▶ Records from a collection of figures
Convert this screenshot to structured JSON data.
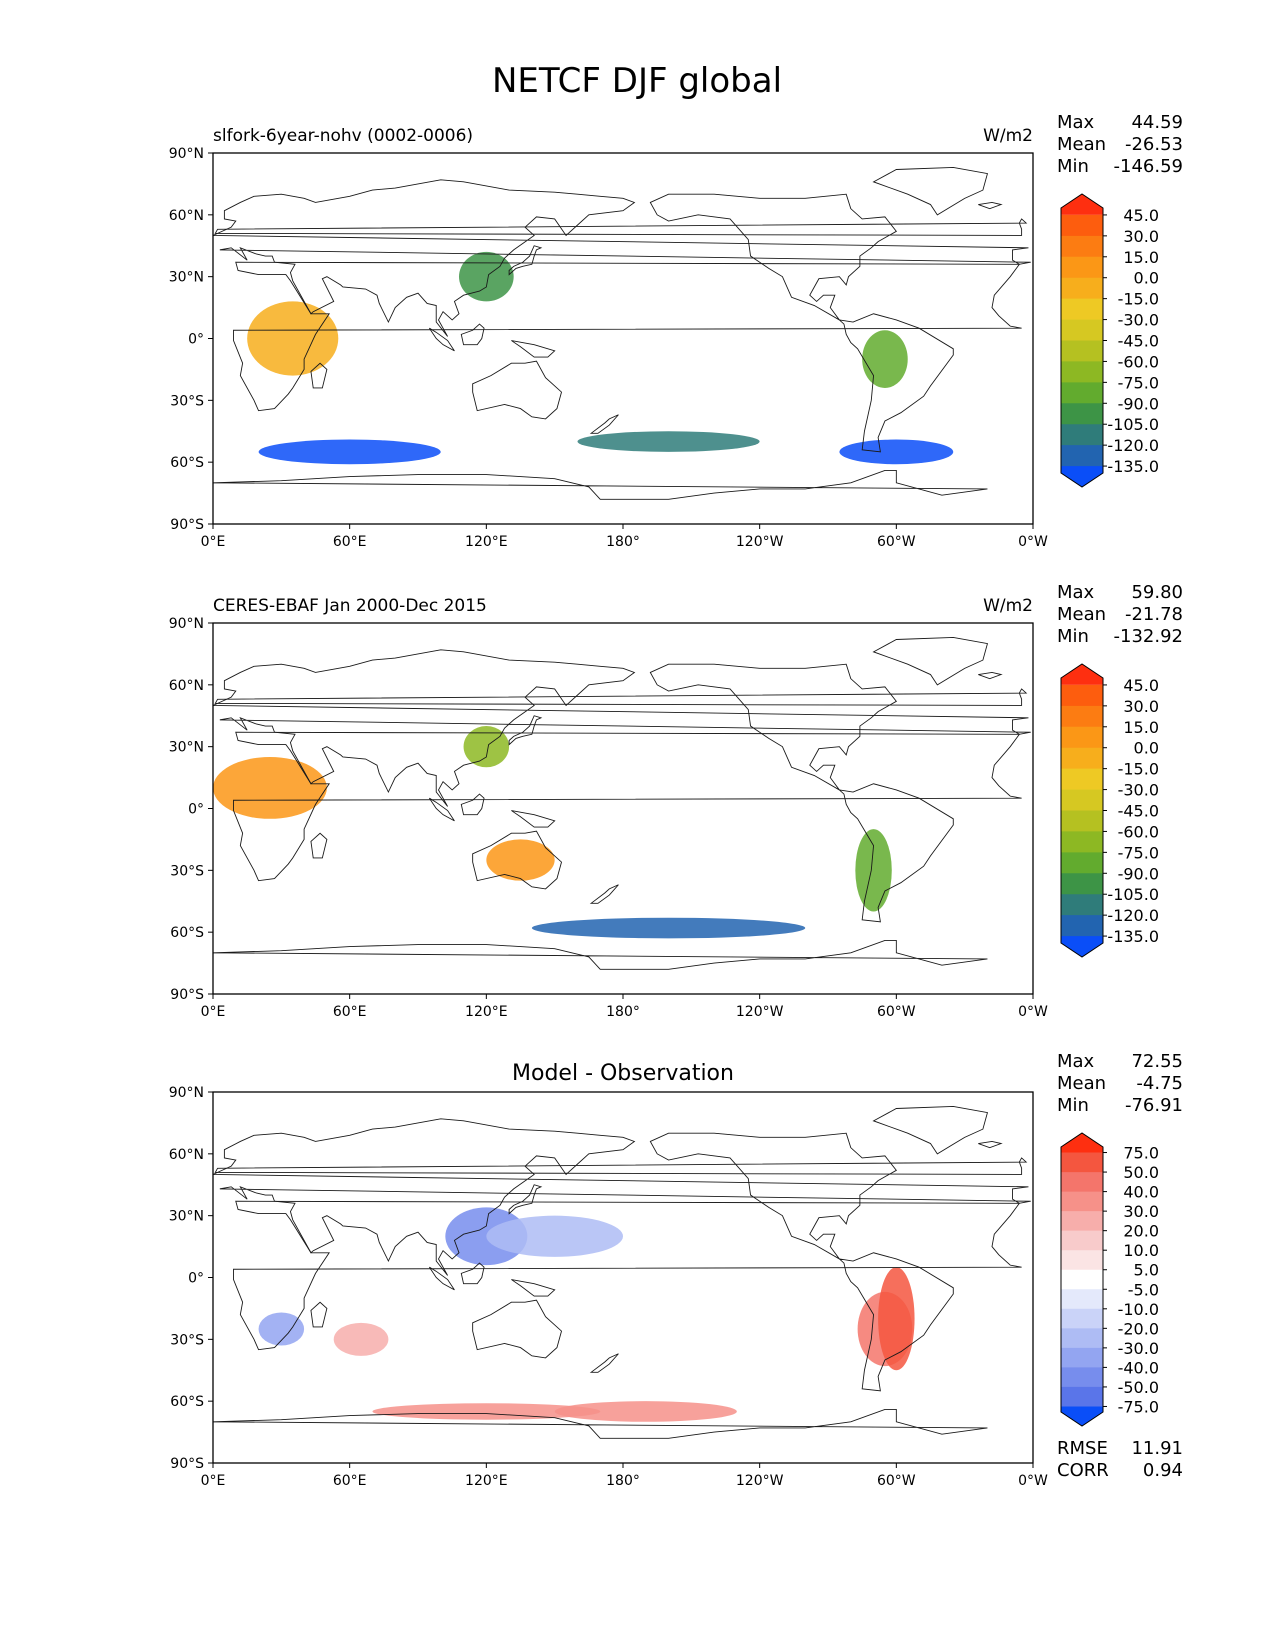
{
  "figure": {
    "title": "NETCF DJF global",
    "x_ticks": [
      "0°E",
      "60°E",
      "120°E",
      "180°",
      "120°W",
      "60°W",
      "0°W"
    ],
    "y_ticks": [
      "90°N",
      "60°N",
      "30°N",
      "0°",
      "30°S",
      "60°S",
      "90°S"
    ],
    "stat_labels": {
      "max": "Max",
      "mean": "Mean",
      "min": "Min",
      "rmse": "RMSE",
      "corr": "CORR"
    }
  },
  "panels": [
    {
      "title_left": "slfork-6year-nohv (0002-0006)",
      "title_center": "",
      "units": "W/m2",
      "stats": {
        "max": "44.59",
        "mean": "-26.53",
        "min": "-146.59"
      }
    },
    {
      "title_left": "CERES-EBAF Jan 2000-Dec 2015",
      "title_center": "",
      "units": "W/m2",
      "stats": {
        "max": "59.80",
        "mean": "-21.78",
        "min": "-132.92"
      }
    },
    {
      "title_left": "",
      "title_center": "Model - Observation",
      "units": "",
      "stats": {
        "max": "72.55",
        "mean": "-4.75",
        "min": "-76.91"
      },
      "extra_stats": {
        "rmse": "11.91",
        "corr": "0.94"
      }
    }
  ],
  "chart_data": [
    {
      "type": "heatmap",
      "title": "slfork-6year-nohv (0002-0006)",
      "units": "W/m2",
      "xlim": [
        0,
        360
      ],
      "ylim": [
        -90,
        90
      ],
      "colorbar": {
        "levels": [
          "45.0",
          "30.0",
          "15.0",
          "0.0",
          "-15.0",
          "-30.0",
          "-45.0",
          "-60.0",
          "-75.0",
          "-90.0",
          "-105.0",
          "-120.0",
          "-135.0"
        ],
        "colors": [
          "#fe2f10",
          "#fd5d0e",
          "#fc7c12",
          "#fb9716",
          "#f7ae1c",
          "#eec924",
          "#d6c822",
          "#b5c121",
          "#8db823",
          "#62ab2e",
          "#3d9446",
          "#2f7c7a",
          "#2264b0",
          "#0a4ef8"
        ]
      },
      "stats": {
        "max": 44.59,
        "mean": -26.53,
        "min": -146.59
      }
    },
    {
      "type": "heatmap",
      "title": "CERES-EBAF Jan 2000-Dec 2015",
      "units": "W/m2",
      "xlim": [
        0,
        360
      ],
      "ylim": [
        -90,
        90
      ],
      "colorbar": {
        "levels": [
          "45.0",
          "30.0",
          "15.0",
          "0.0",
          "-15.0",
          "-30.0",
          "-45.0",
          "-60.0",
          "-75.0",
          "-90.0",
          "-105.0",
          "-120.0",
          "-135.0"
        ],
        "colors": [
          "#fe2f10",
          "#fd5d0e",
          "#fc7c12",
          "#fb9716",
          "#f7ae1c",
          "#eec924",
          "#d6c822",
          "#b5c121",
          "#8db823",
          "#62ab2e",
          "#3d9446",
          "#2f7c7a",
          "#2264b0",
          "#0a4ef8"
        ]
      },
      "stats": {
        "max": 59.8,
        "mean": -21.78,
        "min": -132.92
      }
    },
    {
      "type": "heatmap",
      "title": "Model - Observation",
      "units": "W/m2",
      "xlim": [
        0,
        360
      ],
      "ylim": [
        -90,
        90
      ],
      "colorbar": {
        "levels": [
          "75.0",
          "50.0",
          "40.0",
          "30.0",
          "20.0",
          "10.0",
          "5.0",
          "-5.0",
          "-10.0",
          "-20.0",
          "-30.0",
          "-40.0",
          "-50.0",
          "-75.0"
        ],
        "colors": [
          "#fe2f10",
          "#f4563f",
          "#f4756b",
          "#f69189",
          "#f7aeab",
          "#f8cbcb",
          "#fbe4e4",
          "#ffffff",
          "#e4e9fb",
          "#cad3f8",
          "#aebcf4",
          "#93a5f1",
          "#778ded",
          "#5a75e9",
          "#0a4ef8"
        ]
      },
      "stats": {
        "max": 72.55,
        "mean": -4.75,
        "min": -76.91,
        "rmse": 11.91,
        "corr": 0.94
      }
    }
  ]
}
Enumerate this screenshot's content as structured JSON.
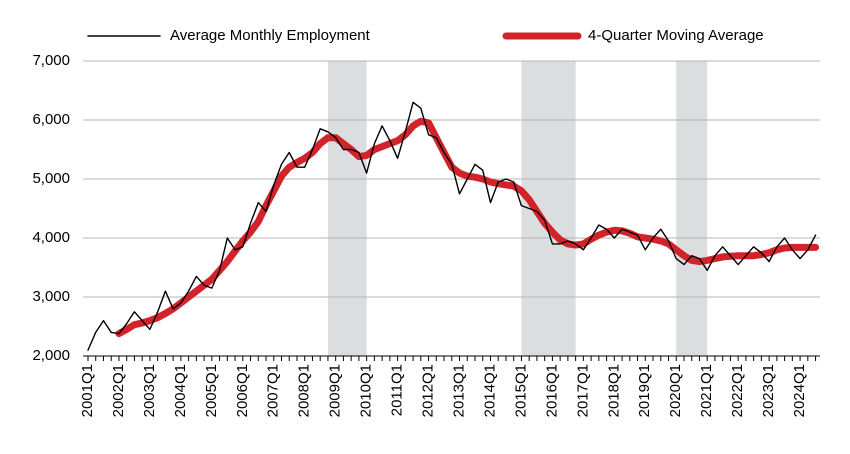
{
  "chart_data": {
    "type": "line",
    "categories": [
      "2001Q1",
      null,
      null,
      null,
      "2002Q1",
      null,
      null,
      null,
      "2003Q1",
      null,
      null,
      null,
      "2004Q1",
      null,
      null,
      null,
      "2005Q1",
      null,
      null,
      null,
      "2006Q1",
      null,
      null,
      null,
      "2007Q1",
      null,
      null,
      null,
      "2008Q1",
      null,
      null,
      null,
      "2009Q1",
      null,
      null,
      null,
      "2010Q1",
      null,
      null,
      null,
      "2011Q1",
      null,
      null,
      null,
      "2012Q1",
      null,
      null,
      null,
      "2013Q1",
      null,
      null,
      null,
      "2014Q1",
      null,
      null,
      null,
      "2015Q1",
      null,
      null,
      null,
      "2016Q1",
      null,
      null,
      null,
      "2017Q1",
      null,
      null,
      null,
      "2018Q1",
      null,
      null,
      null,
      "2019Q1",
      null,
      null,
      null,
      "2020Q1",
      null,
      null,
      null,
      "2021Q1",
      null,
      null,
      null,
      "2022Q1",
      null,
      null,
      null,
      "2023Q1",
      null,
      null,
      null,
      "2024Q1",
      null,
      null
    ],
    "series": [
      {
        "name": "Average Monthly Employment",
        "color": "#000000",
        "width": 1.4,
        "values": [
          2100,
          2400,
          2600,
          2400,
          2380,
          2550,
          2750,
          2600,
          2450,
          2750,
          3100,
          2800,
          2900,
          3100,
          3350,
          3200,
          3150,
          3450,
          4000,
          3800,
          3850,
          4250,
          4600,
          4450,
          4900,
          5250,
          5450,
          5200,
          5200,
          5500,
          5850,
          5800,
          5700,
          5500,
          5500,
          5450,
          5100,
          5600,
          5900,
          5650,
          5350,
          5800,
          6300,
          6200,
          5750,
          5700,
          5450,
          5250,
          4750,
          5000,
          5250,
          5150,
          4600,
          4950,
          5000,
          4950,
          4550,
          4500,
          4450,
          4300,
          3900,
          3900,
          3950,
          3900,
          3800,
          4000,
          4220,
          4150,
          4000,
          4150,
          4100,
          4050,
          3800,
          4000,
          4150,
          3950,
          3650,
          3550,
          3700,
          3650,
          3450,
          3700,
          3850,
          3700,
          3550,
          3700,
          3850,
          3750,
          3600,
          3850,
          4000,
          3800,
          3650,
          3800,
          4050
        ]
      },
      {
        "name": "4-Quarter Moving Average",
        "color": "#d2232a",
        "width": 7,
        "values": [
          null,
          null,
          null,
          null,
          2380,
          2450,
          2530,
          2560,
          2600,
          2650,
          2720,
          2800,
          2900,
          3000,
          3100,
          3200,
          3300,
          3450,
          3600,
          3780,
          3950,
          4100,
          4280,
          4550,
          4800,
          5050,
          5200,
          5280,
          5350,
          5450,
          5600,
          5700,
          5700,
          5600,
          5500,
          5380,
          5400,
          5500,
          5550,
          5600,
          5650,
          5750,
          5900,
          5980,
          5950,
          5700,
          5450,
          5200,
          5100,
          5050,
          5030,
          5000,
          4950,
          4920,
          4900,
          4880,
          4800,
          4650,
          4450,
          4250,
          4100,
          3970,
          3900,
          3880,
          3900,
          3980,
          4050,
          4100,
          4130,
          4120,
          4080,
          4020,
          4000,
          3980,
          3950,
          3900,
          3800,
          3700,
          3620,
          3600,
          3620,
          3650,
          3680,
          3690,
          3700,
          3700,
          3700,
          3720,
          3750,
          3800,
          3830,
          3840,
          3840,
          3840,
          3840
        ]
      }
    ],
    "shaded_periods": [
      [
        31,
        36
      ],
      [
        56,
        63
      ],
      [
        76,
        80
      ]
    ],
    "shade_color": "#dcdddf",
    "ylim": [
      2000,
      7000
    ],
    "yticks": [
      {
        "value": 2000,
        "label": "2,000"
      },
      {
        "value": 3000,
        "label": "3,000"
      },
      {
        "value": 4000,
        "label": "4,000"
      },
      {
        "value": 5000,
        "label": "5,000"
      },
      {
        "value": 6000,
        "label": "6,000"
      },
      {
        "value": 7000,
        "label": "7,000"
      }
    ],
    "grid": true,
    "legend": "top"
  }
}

▶ Problem to solve
Collect the complete line wherever the string "JSON" appears in the records.

▶ Written reply
Convert this screenshot to structured JSON data.
Enumerate this screenshot's content as structured JSON.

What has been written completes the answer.